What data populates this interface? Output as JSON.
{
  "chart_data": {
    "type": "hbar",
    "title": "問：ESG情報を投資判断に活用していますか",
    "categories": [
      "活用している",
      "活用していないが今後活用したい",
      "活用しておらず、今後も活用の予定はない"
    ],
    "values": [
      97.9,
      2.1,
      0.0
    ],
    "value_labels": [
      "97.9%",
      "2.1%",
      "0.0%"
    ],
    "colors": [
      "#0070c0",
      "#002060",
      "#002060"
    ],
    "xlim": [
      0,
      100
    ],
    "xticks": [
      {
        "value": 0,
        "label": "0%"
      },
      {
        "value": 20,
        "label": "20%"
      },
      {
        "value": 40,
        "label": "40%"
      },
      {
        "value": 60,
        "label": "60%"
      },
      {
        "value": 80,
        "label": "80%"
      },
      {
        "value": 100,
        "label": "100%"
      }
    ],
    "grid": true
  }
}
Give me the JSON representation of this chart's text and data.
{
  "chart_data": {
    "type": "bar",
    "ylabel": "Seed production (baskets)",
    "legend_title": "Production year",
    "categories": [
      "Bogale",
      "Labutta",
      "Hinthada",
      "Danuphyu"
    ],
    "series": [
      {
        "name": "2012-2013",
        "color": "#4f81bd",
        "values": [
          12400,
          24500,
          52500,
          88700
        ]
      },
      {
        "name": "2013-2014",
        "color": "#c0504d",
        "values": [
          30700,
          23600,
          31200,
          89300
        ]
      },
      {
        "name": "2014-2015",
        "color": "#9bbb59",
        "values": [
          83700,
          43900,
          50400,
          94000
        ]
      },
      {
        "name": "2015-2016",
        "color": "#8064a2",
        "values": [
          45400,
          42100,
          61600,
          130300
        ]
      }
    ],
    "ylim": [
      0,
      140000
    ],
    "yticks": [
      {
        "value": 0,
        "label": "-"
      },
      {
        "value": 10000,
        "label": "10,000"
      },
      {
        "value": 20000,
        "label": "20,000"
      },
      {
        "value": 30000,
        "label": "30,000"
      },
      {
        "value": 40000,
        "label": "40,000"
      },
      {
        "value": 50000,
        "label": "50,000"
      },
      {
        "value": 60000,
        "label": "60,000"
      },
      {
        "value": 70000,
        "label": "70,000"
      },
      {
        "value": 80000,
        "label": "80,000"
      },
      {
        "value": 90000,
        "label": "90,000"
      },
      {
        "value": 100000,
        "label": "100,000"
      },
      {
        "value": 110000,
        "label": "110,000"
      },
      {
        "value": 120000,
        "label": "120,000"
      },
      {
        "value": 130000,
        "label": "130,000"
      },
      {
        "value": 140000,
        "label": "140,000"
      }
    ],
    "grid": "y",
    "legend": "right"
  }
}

● ● ●

> **TASK OBJECTIVE**
Transcribe every line of the data, exactly as it stands.

> **TASK ANSWER**
What data populates this interface? Output as JSON.
{
  "chart_data": {
    "type": "hbar",
    "title": "問：ESG情報を投資判断に活用していますか",
    "categories": [
      "活用している",
      "活用していないが今後活用したい",
      "活用しておらず、今後も活用の予定はない"
    ],
    "values": [
      97.9,
      2.1,
      0.0
    ],
    "value_labels": [
      "97.9%",
      "2.1%",
      "0.0%"
    ],
    "colors": [
      "#0070c0",
      "#002060",
      "#002060"
    ],
    "xlim": [
      0,
      100
    ],
    "xticks": [
      {
        "value": 0,
        "label": "0%"
      },
      {
        "value": 20,
        "label": "20%"
      },
      {
        "value": 40,
        "label": "40%"
      },
      {
        "value": 60,
        "label": "60%"
      },
      {
        "value": 80,
        "label": "80%"
      },
      {
        "value": 100,
        "label": "100%"
      }
    ],
    "grid": true
  }
}
Give me the JSON representation of this chart's text and data.
{
  "chart_data": {
    "type": "bar",
    "ylabel": "Seed production (baskets)",
    "legend_title": "Production year",
    "categories": [
      "Bogale",
      "Labutta",
      "Hinthada",
      "Danuphyu"
    ],
    "series": [
      {
        "name": "2012-2013",
        "color": "#4f81bd",
        "values": [
          12400,
          24500,
          52500,
          88700
        ]
      },
      {
        "name": "2013-2014",
        "color": "#c0504d",
        "values": [
          30700,
          23600,
          31200,
          89300
        ]
      },
      {
        "name": "2014-2015",
        "color": "#9bbb59",
        "values": [
          83700,
          43900,
          50400,
          94000
        ]
      },
      {
        "name": "2015-2016",
        "color": "#8064a2",
        "values": [
          45400,
          42100,
          61600,
          130300
        ]
      }
    ],
    "ylim": [
      0,
      140000
    ],
    "yticks": [
      {
        "value": 0,
        "label": "-"
      },
      {
        "value": 10000,
        "label": "10,000"
      },
      {
        "value": 20000,
        "label": "20,000"
      },
      {
        "value": 30000,
        "label": "30,000"
      },
      {
        "value": 40000,
        "label": "40,000"
      },
      {
        "value": 50000,
        "label": "50,000"
      },
      {
        "value": 60000,
        "label": "60,000"
      },
      {
        "value": 70000,
        "label": "70,000"
      },
      {
        "value": 80000,
        "label": "80,000"
      },
      {
        "value": 90000,
        "label": "90,000"
      },
      {
        "value": 100000,
        "label": "100,000"
      },
      {
        "value": 110000,
        "label": "110,000"
      },
      {
        "value": 120000,
        "label": "120,000"
      },
      {
        "value": 130000,
        "label": "130,000"
      },
      {
        "value": 140000,
        "label": "140,000"
      }
    ],
    "grid": "y",
    "legend": "right"
  }
}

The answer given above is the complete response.